**What you need to do**
Can you write out every line of the data below exactly, leaving out the pictures?

..............................

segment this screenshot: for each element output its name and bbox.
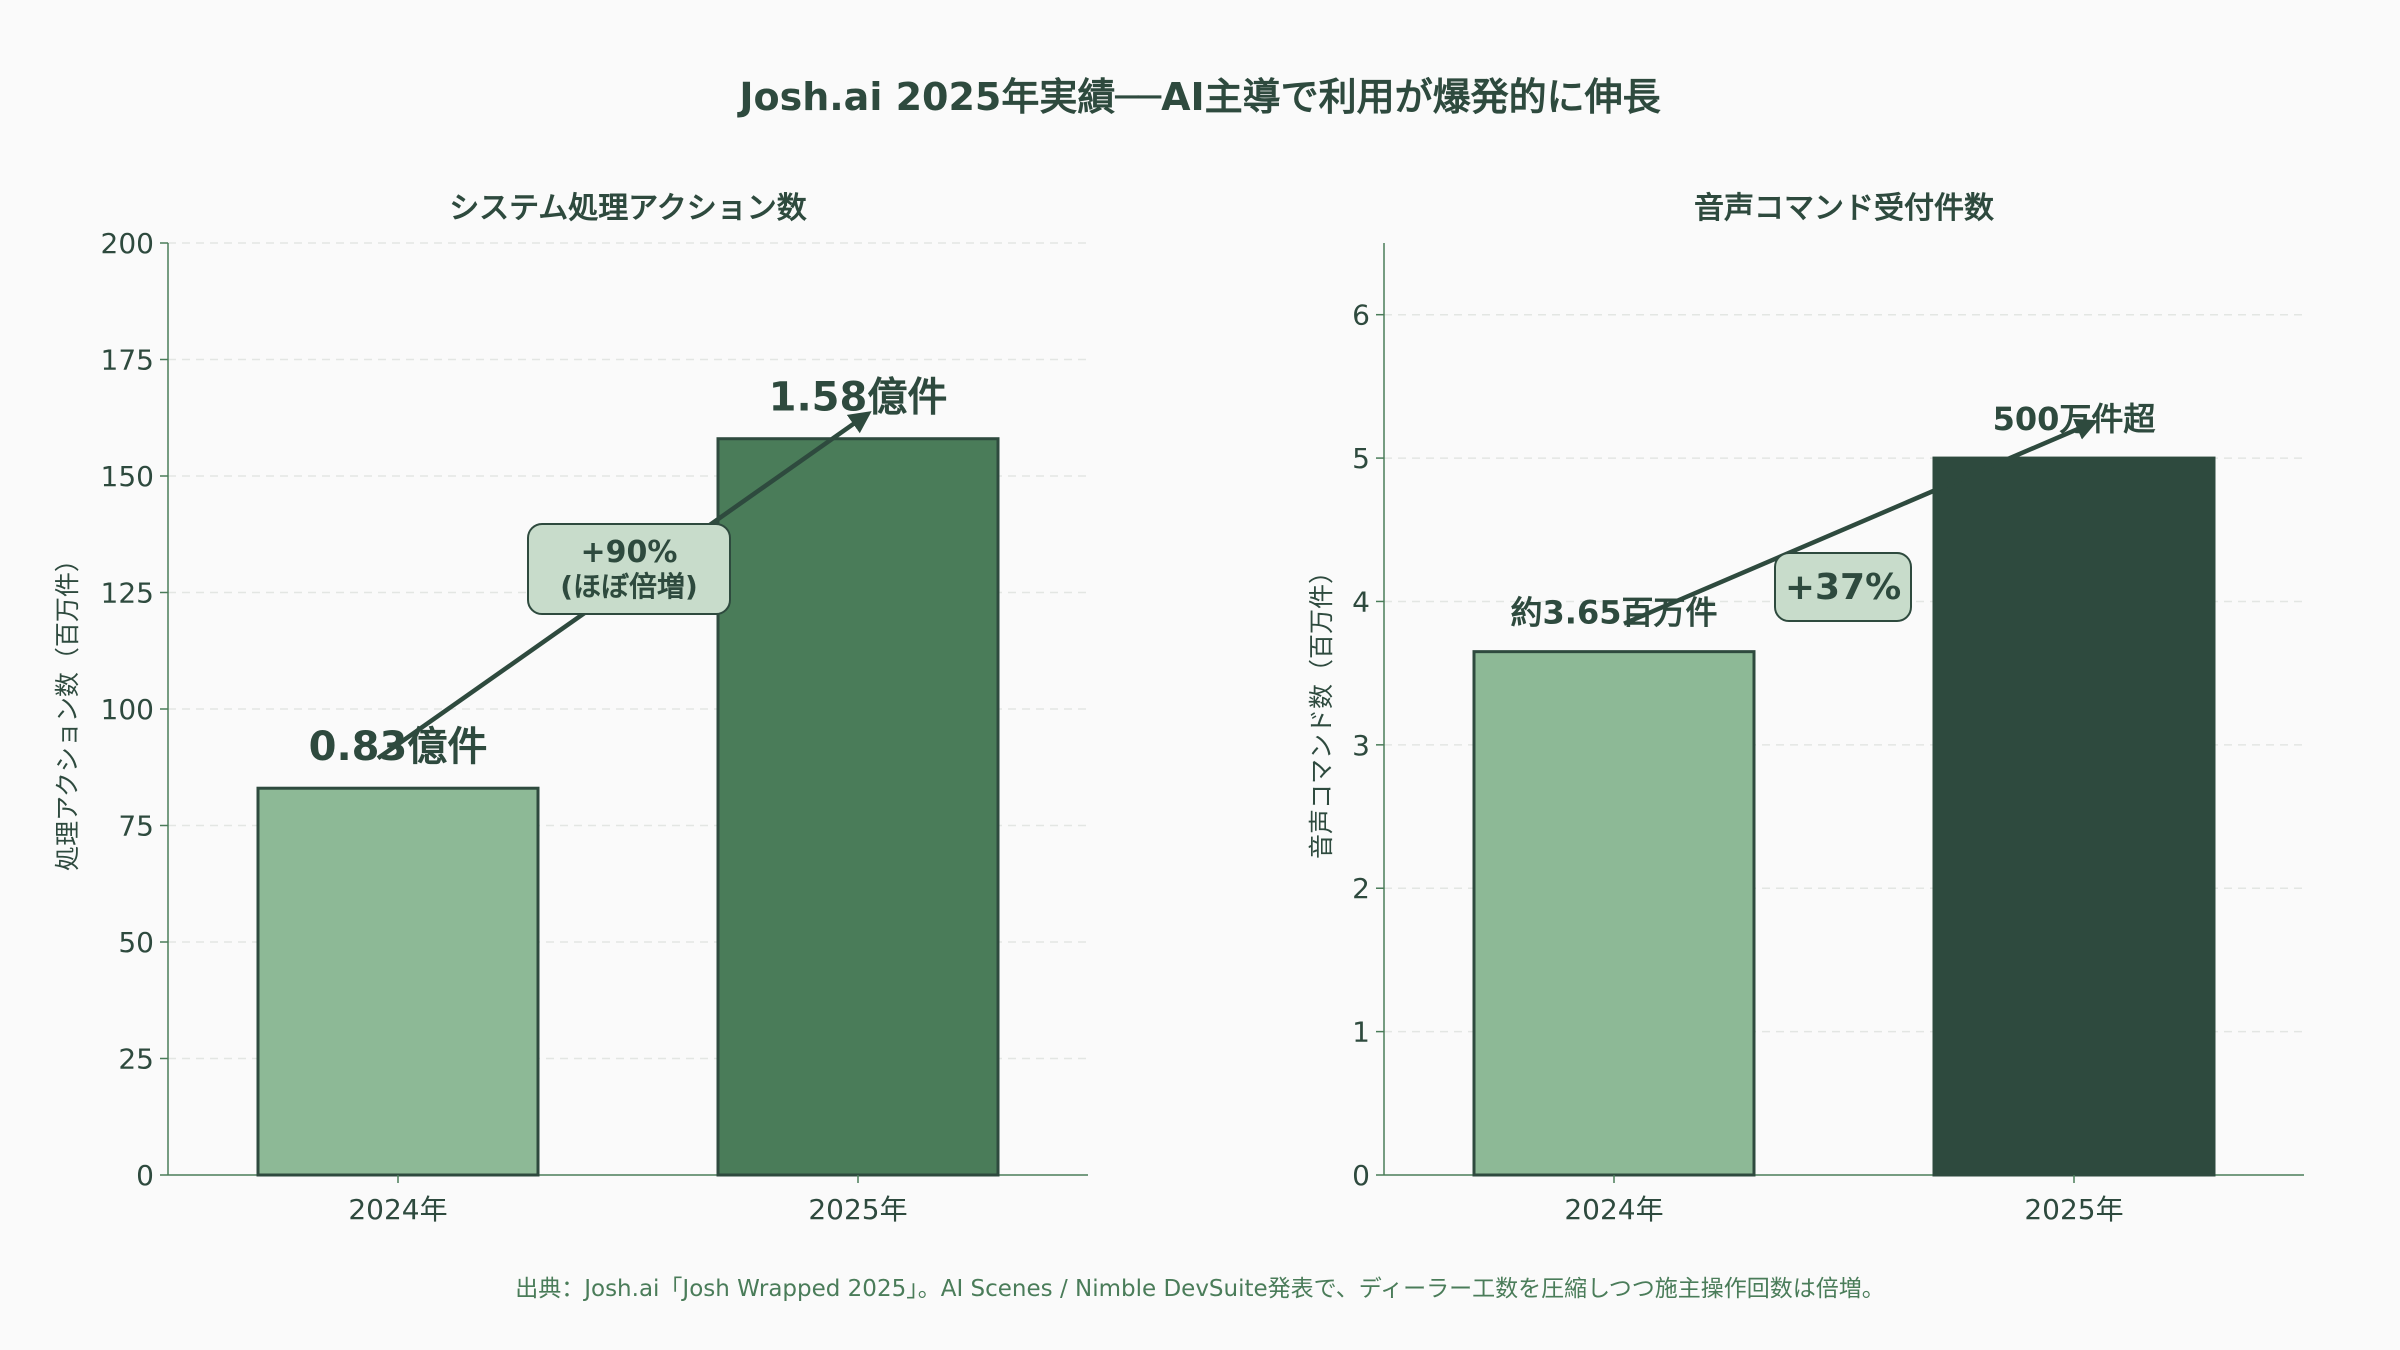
growth-badge	[1774, 552, 1912, 622]
y-tick-label: 100	[101, 693, 154, 726]
y-tick-label: 125	[101, 577, 154, 610]
bar-value-label: 0.83億件	[309, 724, 488, 770]
y-tick-label: 2	[1352, 872, 1370, 905]
main-title: Josh.ai 2025年実績──AI主導で利用が爆発的に伸長	[736, 75, 1661, 119]
bar	[1472, 650, 1756, 1177]
y-tick-label: 5	[1352, 442, 1370, 475]
y-tick-label: 150	[101, 460, 154, 493]
y-tick-label: 0	[136, 1159, 154, 1192]
x-tick-label: 2025年	[2024, 1193, 2123, 1226]
growth-arrow	[1623, 418, 2099, 626]
x-tick-label: 2025年	[808, 1193, 907, 1226]
y-tick-label: 0	[1352, 1159, 1370, 1192]
y-axis-label: 音声コマンド数（百万件）	[1307, 559, 1336, 859]
x-tick-label: 2024年	[1564, 1193, 1663, 1226]
growth-badge-sublabel: (ほぼ倍増)	[560, 570, 698, 603]
y-axis-label: 処理アクション数（百万件）	[53, 547, 82, 871]
y-tick-label: 75	[118, 810, 154, 843]
y-tick-label: 50	[118, 926, 154, 959]
y-tick-label: 6	[1352, 299, 1370, 332]
y-tick-label: 200	[101, 227, 154, 260]
y-tick-label: 1	[1352, 1016, 1370, 1049]
growth-badge-label: +90%	[581, 535, 678, 570]
panel-actions: システム処理アクション数 0 25 50 75 100 125 150 175 200 処理アクショ…	[53, 191, 1088, 1226]
bar-value-label: 約3.65百万件	[1511, 594, 1718, 632]
y-tick-label: 25	[118, 1043, 154, 1076]
y-tick-label: 4	[1352, 585, 1370, 618]
panel-title: 音声コマンド受付件数	[1694, 191, 1995, 226]
panel-title: システム処理アクション数	[449, 191, 808, 226]
bar	[1932, 456, 2216, 1177]
growth-badge	[527, 523, 731, 615]
x-tick-label: 2024年	[348, 1193, 447, 1226]
panel-voice-commands: 音声コマンド受付件数 0 1 2 3 4 5 6 音声コマンド数（百万件） 約3.65百万件 202…	[1307, 191, 2304, 1226]
growth-badge-label: +37%	[1785, 567, 1901, 608]
source-note: 出典：Josh.ai「Josh Wrapped 2025」。AI Scenes …	[515, 1276, 1885, 1302]
y-tick-label: 3	[1352, 729, 1370, 762]
bar	[256, 786, 540, 1177]
bar	[716, 437, 1000, 1177]
y-tick-label: 175	[101, 344, 154, 377]
bar-value-label: 1.58億件	[769, 375, 948, 421]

..............................

**Exercise output**
segment this screenshot: for each element output its name and bbox.
growth-badge	[1774, 552, 1912, 622]
y-tick-label: 100	[101, 693, 154, 726]
y-tick-label: 125	[101, 577, 154, 610]
bar-value-label: 0.83億件	[309, 724, 488, 770]
y-tick-label: 2	[1352, 872, 1370, 905]
main-title: Josh.ai 2025年実績──AI主導で利用が爆発的に伸長	[736, 75, 1661, 119]
bar	[1472, 650, 1756, 1177]
y-tick-label: 5	[1352, 442, 1370, 475]
y-tick-label: 150	[101, 460, 154, 493]
y-tick-label: 0	[136, 1159, 154, 1192]
x-tick-label: 2025年	[2024, 1193, 2123, 1226]
growth-arrow	[1623, 418, 2099, 626]
x-tick-label: 2025年	[808, 1193, 907, 1226]
y-tick-label: 0	[1352, 1159, 1370, 1192]
y-axis-label: 音声コマンド数（百万件）	[1307, 559, 1336, 859]
x-tick-label: 2024年	[1564, 1193, 1663, 1226]
growth-badge-sublabel: (ほぼ倍増)	[560, 570, 698, 603]
y-axis-label: 処理アクション数（百万件）	[53, 547, 82, 871]
y-tick-label: 75	[118, 810, 154, 843]
y-tick-label: 50	[118, 926, 154, 959]
y-tick-label: 6	[1352, 299, 1370, 332]
y-tick-label: 200	[101, 227, 154, 260]
y-tick-label: 1	[1352, 1016, 1370, 1049]
growth-badge-label: +90%	[581, 535, 678, 570]
panel-actions: システム処理アクション数 0 25 50 75 100 125 150 175 200 処理アクショ…	[53, 191, 1088, 1226]
bar-value-label: 約3.65百万件	[1511, 594, 1718, 632]
y-tick-label: 25	[118, 1043, 154, 1076]
y-tick-label: 4	[1352, 585, 1370, 618]
panel-title: 音声コマンド受付件数	[1694, 191, 1995, 226]
panel-title: システム処理アクション数	[449, 191, 808, 226]
bar	[1932, 456, 2216, 1177]
growth-badge	[527, 523, 731, 615]
x-tick-label: 2024年	[348, 1193, 447, 1226]
panel-voice-commands: 音声コマンド受付件数 0 1 2 3 4 5 6 音声コマンド数（百万件） 約3.65百万件 202…	[1307, 191, 2304, 1226]
growth-badge-label: +37%	[1785, 567, 1901, 608]
source-note: 出典：Josh.ai「Josh Wrapped 2025」。AI Scenes …	[515, 1276, 1885, 1302]
y-tick-label: 3	[1352, 729, 1370, 762]
bar	[256, 786, 540, 1177]
bar	[716, 437, 1000, 1177]
y-tick-label: 175	[101, 344, 154, 377]
bar-value-label: 1.58億件	[769, 375, 948, 421]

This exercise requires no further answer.